- **Texte retenu**
===

Les indicateurs recensés sont d’abord quelques indicateurs généraux de cadrage (population, PIB, emploi), puis des indicateurs d’innovation, divisés en deux catégories :

* les inputs de l’activité d’innovation ou plus précisément, en fait, de l’activité de recherche, pour laquelle on dispose de données fiables : dépenses de R&D civile, décomposée en R&D publique et R&D privée ; nombre de chercheurs équivalent temps plein, également décomposé en chercheurs publics et privés

* les outputs de l’activité de recherche : demandes de brevets déposés auprès de l’office européen ; publications scientifiques ; nombre de contrats Cifre (contrat permettant de financer une thèse, qui lie une entreprise (qui accueille le doctorant) et un laboratoire).

Résultats :

Population 100
population active 96
PIB 82
DIRD 29
DIRD des Administrations 39
DIRD des entreprises 25
Chercheurs 32
chercheurs  secteur public 46
chercheurs secteur privé 21
publications scientifiques 50
brevets européens 43
Contrats Cifre 36

Par construction, l’indice pour la population est de 100 [(2,8%/2,8%)*100]. Il est proche pour la population active, inférieur pour le PIB (Poitou-Charentes pèse 2,3% du PIB français contre 2,8% des habitants) et, surtout, nettement inférieur pour tous les indicateurs d’innovation, leur valeur oscillant entre 25 pour les dépenses de R&D des entreprises à 50 pour les publications scientifiques. Poitou-Charentes est donc une petite région en matière d’innovation.

===

- **Matériel fourni**
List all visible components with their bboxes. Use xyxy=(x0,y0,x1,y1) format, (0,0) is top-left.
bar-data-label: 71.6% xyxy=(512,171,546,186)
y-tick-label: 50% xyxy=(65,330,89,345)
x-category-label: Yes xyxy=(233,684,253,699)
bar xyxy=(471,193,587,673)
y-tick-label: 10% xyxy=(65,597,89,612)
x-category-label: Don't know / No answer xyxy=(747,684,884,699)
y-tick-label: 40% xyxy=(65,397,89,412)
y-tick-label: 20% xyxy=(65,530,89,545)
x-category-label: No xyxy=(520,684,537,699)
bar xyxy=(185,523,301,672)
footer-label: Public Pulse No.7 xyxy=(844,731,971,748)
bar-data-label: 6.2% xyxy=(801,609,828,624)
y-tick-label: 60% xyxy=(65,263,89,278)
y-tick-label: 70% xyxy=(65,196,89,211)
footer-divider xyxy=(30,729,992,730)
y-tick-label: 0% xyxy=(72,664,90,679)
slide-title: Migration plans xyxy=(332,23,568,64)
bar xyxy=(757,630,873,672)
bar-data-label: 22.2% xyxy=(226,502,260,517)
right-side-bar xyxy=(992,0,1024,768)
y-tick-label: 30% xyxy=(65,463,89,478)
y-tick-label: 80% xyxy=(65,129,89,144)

===

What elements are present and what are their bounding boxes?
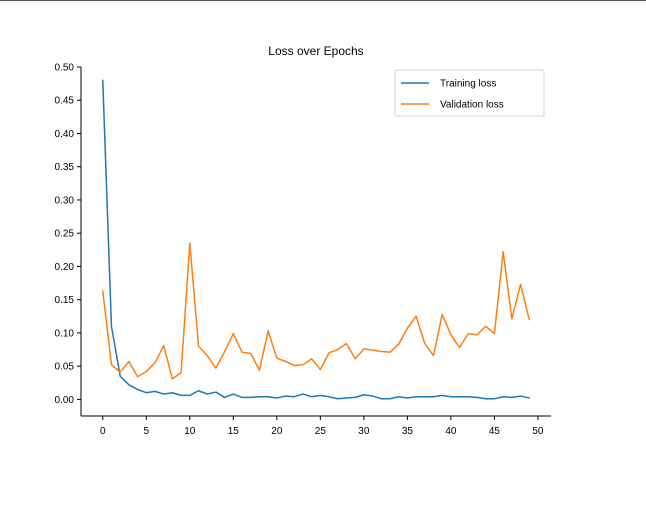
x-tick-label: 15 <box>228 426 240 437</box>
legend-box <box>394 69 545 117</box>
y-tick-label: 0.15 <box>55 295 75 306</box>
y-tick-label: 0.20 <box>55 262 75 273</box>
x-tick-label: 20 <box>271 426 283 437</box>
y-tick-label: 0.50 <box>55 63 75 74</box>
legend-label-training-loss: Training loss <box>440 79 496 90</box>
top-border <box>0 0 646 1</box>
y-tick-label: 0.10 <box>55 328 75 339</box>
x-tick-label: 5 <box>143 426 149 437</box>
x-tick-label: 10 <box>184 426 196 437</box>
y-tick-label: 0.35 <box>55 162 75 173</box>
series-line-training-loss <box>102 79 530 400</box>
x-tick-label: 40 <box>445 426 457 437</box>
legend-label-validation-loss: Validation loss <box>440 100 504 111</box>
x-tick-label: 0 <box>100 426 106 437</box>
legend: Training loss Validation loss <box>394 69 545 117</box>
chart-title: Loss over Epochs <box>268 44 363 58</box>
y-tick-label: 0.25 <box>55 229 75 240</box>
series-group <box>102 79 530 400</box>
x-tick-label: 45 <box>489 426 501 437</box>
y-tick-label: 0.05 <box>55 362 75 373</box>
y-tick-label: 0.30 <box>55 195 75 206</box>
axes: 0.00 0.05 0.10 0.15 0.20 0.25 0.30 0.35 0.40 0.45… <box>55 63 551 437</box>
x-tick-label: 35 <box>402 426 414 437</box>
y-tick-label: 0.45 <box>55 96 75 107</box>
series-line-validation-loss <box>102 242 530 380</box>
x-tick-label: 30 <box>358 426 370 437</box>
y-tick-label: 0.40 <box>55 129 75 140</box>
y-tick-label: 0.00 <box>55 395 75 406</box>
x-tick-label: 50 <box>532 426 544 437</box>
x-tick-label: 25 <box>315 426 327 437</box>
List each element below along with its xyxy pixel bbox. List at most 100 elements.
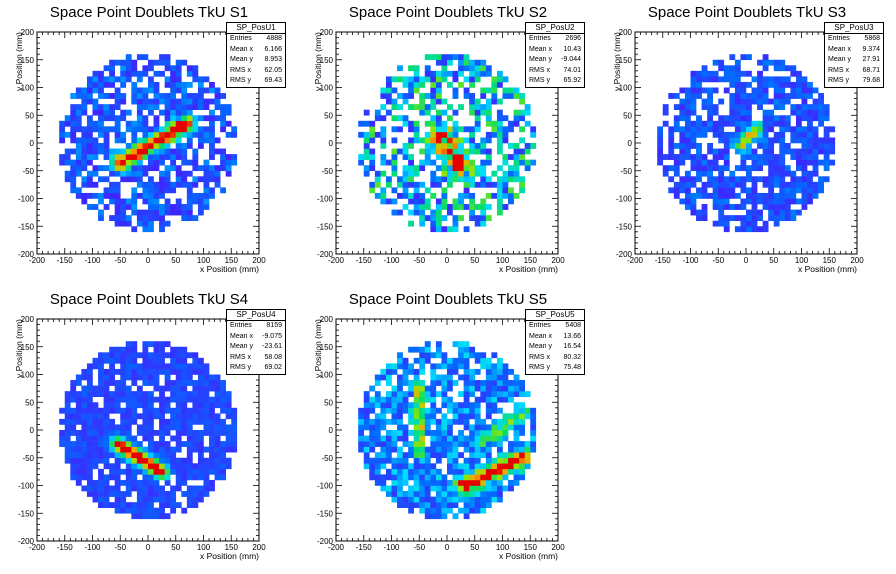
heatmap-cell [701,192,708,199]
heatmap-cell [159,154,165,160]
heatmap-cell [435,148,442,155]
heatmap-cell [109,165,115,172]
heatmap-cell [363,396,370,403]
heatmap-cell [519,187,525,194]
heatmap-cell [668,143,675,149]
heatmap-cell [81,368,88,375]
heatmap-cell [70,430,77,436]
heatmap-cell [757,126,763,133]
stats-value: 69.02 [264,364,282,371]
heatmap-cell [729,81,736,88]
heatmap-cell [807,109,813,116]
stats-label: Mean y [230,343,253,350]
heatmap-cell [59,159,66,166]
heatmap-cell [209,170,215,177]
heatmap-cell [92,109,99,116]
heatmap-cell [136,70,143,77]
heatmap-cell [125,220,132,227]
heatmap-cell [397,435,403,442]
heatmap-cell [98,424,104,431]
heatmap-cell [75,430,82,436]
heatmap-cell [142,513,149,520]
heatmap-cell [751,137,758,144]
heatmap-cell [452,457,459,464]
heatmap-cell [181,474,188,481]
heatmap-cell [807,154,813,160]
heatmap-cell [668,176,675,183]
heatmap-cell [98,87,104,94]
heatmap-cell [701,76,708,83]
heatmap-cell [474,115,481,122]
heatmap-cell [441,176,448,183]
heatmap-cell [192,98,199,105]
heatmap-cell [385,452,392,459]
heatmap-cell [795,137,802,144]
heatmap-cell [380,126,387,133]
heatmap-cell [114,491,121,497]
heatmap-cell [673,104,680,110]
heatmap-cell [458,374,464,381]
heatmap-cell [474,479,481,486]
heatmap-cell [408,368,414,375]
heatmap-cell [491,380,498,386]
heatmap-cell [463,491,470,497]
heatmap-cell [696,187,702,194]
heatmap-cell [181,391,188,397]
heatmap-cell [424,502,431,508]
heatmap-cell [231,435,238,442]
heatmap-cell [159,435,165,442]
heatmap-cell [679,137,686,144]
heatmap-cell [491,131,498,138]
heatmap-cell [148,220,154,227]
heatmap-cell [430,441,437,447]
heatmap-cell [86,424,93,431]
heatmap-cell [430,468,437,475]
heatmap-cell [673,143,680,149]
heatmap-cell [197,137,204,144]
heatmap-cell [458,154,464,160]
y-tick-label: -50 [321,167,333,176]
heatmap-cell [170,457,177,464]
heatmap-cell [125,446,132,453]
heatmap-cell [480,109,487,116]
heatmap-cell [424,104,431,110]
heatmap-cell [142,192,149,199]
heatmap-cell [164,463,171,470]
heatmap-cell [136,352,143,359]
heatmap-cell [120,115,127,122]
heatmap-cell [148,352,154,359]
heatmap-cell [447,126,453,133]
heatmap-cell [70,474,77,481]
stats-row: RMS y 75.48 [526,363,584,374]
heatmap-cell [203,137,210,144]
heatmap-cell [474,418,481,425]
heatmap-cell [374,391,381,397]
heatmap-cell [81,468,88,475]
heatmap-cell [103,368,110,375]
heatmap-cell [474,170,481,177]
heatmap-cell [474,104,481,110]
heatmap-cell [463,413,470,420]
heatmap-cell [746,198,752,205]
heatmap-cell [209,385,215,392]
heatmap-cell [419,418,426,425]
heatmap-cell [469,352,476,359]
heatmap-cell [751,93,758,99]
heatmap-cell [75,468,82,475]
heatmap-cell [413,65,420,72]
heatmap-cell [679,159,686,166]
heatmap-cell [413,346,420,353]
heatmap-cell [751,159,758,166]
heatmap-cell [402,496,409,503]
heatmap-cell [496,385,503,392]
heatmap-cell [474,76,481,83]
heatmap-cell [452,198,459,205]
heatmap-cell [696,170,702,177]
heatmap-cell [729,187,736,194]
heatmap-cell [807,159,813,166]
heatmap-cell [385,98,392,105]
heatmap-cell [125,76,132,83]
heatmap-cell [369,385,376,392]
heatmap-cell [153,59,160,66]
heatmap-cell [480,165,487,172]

===

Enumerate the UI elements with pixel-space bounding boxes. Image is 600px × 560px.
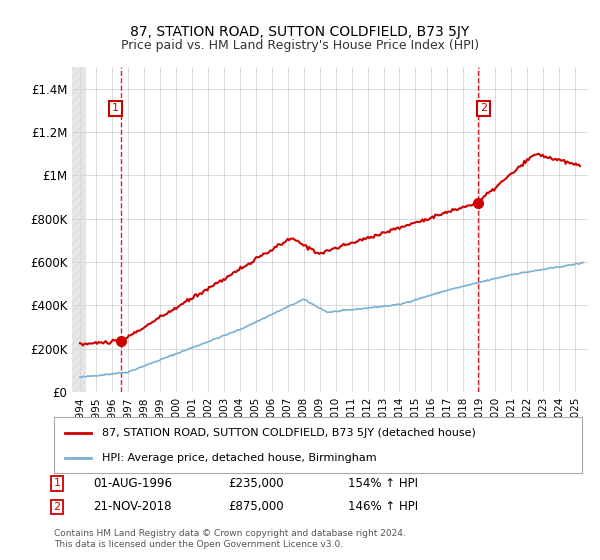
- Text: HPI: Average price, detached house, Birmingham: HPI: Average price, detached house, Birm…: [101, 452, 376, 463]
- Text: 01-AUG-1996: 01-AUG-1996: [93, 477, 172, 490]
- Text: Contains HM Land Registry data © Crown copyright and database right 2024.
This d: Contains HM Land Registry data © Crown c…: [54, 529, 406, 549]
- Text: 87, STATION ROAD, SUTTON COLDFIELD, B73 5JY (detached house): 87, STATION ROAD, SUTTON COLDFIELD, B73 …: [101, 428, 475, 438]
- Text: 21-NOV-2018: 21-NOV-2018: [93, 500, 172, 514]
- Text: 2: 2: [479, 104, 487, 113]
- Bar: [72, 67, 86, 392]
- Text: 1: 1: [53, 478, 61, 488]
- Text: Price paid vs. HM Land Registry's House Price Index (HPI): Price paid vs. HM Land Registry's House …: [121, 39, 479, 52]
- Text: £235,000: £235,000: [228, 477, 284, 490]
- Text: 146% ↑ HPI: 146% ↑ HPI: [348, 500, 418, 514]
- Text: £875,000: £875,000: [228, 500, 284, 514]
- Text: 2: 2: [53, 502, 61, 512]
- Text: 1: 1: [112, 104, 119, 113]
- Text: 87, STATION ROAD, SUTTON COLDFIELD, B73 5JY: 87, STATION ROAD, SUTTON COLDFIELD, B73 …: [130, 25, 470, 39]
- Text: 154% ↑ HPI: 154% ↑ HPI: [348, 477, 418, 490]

===

- **Travail demandé**
1) Modifiez le passage du texte sur les indicateurs d’innovation compris entre « Les indicateurs recensés » et « et un laboratoire). » inclus, en remplaçant « inputs » par « intrants ».
2) Rédigez la suite du texte sur les indicateurs d’innovation, à partir de sa dernière phrase.
Le matériel fourni ne sert à rien dans ce travail.

- **Réponses proposées**
1)
Les indicateurs recensés sont d’abord quelques indicateurs généraux de cadrage (population, PIB, emploi), puis des indicateurs d’innovation, divisés en deux catégories :

* les intrants de l’activité d’innovation ou plus précisément, en fait, de l’activité de recherche, pour laquelle on dispose de données fiables : dépenses de R&D civile, décomposée en R&D publique et R&D privée ; nombre de chercheurs équivalent temps plein, également décomposé en chercheurs publics et privés

* les outputs de l’activité de recherche : demandes de brevets déposés auprès de l’office européen ; publications scientifiques ; nombre de contrats Cifre (contrat permettant de financer une thèse, qui lie une entreprise (qui accueille le doctorant) et un laboratoire).

2)
On notera cependant que les indicateurs sont plus élevés côté recherche publique que côté recherche privée. Ce qui s’explique largement par les caractéristiques du tissu productif de la région : surreprésentation de PME, de sous-traitants et de secteurs de faible technologie, sous-représentation de secteurs de haute technologie. Poitou-Charentes est donc une petite région pour la recherche publique, et une toute petite région pour la recherche privée.

Idée 2 : petite, mais costaude

So what, me direz-vous ? Les petits calculs ci-dessus ne sont au final que des indicateurs de taille. Les exercices de benchmarking en matière d’innovation se limitent souvent à cela, mais sauf à supposer que big is beautiful (j’y reviens plus loin), on peut préférer construire des indicateurs de performance.

On peut par exemple rapporter le poids de la région côté output de la recherche au poids de la région côté input, pour disposer d’indicateurs de productivité apparente de la recherche. Un indicateur supérieur à 100 indique une productivité apparente supérieure à la moyenne.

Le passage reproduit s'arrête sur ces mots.